START

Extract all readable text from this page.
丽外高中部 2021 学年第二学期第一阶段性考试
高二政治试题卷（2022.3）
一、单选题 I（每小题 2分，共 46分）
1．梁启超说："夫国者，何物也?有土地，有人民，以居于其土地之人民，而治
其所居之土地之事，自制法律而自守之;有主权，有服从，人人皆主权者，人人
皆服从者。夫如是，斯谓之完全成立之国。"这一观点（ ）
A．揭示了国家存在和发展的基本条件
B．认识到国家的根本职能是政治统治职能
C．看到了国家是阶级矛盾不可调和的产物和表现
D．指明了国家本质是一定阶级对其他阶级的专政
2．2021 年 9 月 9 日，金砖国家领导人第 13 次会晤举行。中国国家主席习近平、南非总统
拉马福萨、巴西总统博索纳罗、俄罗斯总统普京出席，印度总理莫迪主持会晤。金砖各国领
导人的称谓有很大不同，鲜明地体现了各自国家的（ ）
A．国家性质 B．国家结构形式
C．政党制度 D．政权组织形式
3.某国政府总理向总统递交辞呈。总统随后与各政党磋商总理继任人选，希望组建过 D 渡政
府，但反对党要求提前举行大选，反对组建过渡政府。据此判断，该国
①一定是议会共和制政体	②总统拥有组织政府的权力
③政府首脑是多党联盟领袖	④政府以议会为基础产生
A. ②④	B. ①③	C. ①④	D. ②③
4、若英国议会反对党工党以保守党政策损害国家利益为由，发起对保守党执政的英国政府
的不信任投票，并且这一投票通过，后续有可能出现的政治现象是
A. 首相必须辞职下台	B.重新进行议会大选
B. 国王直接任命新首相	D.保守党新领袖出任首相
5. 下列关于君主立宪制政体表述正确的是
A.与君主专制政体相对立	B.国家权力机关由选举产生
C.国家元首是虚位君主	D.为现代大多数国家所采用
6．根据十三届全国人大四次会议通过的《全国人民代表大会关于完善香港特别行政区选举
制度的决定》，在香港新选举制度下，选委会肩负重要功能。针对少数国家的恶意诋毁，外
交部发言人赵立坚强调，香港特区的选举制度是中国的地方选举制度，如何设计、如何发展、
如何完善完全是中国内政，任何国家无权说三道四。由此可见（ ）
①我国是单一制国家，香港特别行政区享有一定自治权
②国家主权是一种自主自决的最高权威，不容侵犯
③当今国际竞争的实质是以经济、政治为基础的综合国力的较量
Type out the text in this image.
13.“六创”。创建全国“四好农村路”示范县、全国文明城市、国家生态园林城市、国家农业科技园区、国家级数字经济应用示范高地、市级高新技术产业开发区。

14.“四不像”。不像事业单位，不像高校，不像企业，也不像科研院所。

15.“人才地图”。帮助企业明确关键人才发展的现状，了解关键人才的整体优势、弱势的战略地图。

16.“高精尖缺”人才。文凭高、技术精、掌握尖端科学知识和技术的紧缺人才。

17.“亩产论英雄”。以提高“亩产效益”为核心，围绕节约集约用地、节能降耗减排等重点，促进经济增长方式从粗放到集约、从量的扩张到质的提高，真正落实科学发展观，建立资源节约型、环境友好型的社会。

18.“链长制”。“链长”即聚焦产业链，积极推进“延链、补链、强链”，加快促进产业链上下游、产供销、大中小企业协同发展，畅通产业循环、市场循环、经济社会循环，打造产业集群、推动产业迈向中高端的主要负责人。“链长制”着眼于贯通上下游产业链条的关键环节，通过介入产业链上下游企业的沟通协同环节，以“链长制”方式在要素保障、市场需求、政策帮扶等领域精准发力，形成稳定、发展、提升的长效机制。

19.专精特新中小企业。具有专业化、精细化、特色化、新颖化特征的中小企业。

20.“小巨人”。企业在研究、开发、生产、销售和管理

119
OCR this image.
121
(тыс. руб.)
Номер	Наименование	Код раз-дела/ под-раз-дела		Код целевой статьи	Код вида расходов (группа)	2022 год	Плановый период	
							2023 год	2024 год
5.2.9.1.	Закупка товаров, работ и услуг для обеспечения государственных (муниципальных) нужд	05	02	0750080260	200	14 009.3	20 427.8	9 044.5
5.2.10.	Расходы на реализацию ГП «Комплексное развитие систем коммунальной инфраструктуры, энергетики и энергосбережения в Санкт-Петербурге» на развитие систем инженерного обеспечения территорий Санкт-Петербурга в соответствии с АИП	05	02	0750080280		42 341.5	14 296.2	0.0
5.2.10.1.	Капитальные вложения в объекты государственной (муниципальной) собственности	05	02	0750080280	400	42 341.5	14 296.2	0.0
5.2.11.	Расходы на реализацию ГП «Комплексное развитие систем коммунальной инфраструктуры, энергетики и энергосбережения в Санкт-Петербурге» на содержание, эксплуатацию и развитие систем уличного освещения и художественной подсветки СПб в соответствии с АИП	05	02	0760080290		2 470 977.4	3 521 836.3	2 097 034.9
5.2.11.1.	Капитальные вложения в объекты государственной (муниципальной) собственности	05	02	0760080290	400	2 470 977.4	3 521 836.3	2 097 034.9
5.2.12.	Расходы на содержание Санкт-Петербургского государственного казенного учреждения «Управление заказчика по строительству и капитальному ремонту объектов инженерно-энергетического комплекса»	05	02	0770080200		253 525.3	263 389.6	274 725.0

END

Task requirements:
Reproduce the entries above exactly.

Exercise solution:
Extract all readable text from this page.
丽外高中部 2021 学年第二学期第一阶段性考试
高二政治试题卷（2022.3）
一、单选题 I（每小题 2分，共 46分）
1．梁启超说："夫国者，何物也?有土地，有人民，以居于其土地之人民，而治
其所居之土地之事，自制法律而自守之;有主权，有服从，人人皆主权者，人人
皆服从者。夫如是，斯谓之完全成立之国。"这一观点（ ）
A．揭示了国家存在和发展的基本条件
B．认识到国家的根本职能是政治统治职能
C．看到了国家是阶级矛盾不可调和的产物和表现
D．指明了国家本质是一定阶级对其他阶级的专政
2．2021 年 9 月 9 日，金砖国家领导人第 13 次会晤举行。中国国家主席习近平、南非总统
拉马福萨、巴西总统博索纳罗、俄罗斯总统普京出席，印度总理莫迪主持会晤。金砖各国领
导人的称谓有很大不同，鲜明地体现了各自国家的（ ）
A．国家性质 B．国家结构形式
C．政党制度 D．政权组织形式
3.某国政府总理向总统递交辞呈。总统随后与各政党磋商总理继任人选，希望组建过 D 渡政
府，但反对党要求提前举行大选，反对组建过渡政府。据此判断，该国
①一定是议会共和制政体	②总统拥有组织政府的权力
③政府首脑是多党联盟领袖	④政府以议会为基础产生
A. ②④	B. ①③	C. ①④	D. ②③
4、若英国议会反对党工党以保守党政策损害国家利益为由，发起对保守党执政的英国政府
的不信任投票，并且这一投票通过，后续有可能出现的政治现象是
A. 首相必须辞职下台	B.重新进行议会大选
B. 国王直接任命新首相	D.保守党新领袖出任首相
5. 下列关于君主立宪制政体表述正确的是
A.与君主专制政体相对立	B.国家权力机关由选举产生
C.国家元首是虚位君主	D.为现代大多数国家所采用
6．根据十三届全国人大四次会议通过的《全国人民代表大会关于完善香港特别行政区选举
制度的决定》，在香港新选举制度下，选委会肩负重要功能。针对少数国家的恶意诋毁，外
交部发言人赵立坚强调，香港特区的选举制度是中国的地方选举制度，如何设计、如何发展、
如何完善完全是中国内政，任何国家无权说三道四。由此可见（ ）
①我国是单一制国家，香港特别行政区享有一定自治权
②国家主权是一种自主自决的最高权威，不容侵犯
③当今国际竞争的实质是以经济、政治为基础的综合国力的较量
Type out the text in this image.
13.“六创”。创建全国“四好农村路”示范县、全国文明城市、国家生态园林城市、国家农业科技园区、国家级数字经济应用示范高地、市级高新技术产业开发区。

14.“四不像”。不像事业单位，不像高校，不像企业，也不像科研院所。

15.“人才地图”。帮助企业明确关键人才发展的现状，了解关键人才的整体优势、弱势的战略地图。

16.“高精尖缺”人才。文凭高、技术精、掌握尖端科学知识和技术的紧缺人才。

17.“亩产论英雄”。以提高“亩产效益”为核心，围绕节约集约用地、节能降耗减排等重点，促进经济增长方式从粗放到集约、从量的扩张到质的提高，真正落实科学发展观，建立资源节约型、环境友好型的社会。

18.“链长制”。“链长”即聚焦产业链，积极推进“延链、补链、强链”，加快促进产业链上下游、产供销、大中小企业协同发展，畅通产业循环、市场循环、经济社会循环，打造产业集群、推动产业迈向中高端的主要负责人。“链长制”着眼于贯通上下游产业链条的关键环节，通过介入产业链上下游企业的沟通协同环节，以“链长制”方式在要素保障、市场需求、政策帮扶等领域精准发力，形成稳定、发展、提升的长效机制。

19.专精特新中小企业。具有专业化、精细化、特色化、新颖化特征的中小企业。

20.“小巨人”。企业在研究、开发、生产、销售和管理

119
OCR this image.
121
(тыс. руб.)
Номер	Наименование	Код раз-дела/ под-раз-дела		Код целевой статьи	Код вида расходов (группа)	2022 год	Плановый период	
							2023 год	2024 год
5.2.9.1.	Закупка товаров, работ и услуг для обеспечения государственных (муниципальных) нужд	05	02	0750080260	200	14 009.3	20 427.8	9 044.5
5.2.10.	Расходы на реализацию ГП «Комплексное развитие систем коммунальной инфраструктуры, энергетики и энергосбережения в Санкт-Петербурге» на развитие систем инженерного обеспечения территорий Санкт-Петербурга в соответствии с АИП	05	02	0750080280		42 341.5	14 296.2	0.0
5.2.10.1.	Капитальные вложения в объекты государственной (муниципальной) собственности	05	02	0750080280	400	42 341.5	14 296.2	0.0
5.2.11.	Расходы на реализацию ГП «Комплексное развитие систем коммунальной инфраструктуры, энергетики и энергосбережения в Санкт-Петербурге» на содержание, эксплуатацию и развитие систем уличного освещения и художественной подсветки СПб в соответствии с АИП	05	02	0760080290		2 470 977.4	3 521 836.3	2 097 034.9
5.2.11.1.	Капитальные вложения в объекты государственной (муниципальной) собственности	05	02	0760080290	400	2 470 977.4	3 521 836.3	2 097 034.9
5.2.12.	Расходы на содержание Санкт-Петербургского государственного казенного учреждения «Управление заказчика по строительству и капитальному ремонту объектов инженерно-энергетического комплекса»	05	02	0770080200		253 525.3	263 389.6	274 725.0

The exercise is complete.